- **WHAT IS NEEDED**:
Copy each line below exactly and leave the pictures out.

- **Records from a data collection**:
##############################
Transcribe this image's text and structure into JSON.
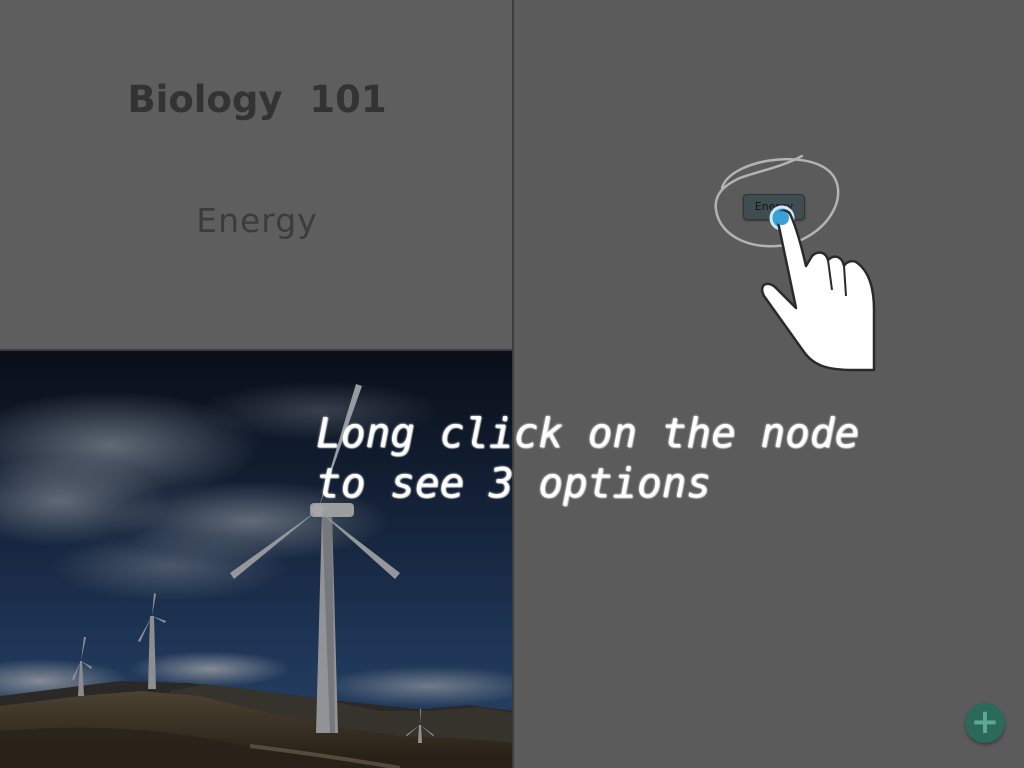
{
  "lesson_card": {
    "course_title": "Biology  101",
    "topic_title": "Energy"
  },
  "image": {
    "subject_icon": "wind-turbine-photo"
  },
  "mindmap": {
    "node_label": "Energy"
  },
  "tutorial": {
    "line1": "Long click on the node",
    "line2": "to see 3 options",
    "gesture_icon": "tap-hand-icon"
  },
  "fab": {
    "icon": "plus-icon",
    "glyph": "+",
    "color": "#2b6a5a"
  }
}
##############################
- **SOLUTION FOR THIS PROBLEM**:
Transcribe this image's text and structure into JSON.
{
  "lesson_card": {
    "course_title": "Biology  101",
    "topic_title": "Energy"
  },
  "image": {
    "subject_icon": "wind-turbine-photo"
  },
  "mindmap": {
    "node_label": "Energy"
  },
  "tutorial": {
    "line1": "Long click on the node",
    "line2": "to see 3 options",
    "gesture_icon": "tap-hand-icon"
  },
  "fab": {
    "icon": "plus-icon",
    "glyph": "+",
    "color": "#2b6a5a"
  }
}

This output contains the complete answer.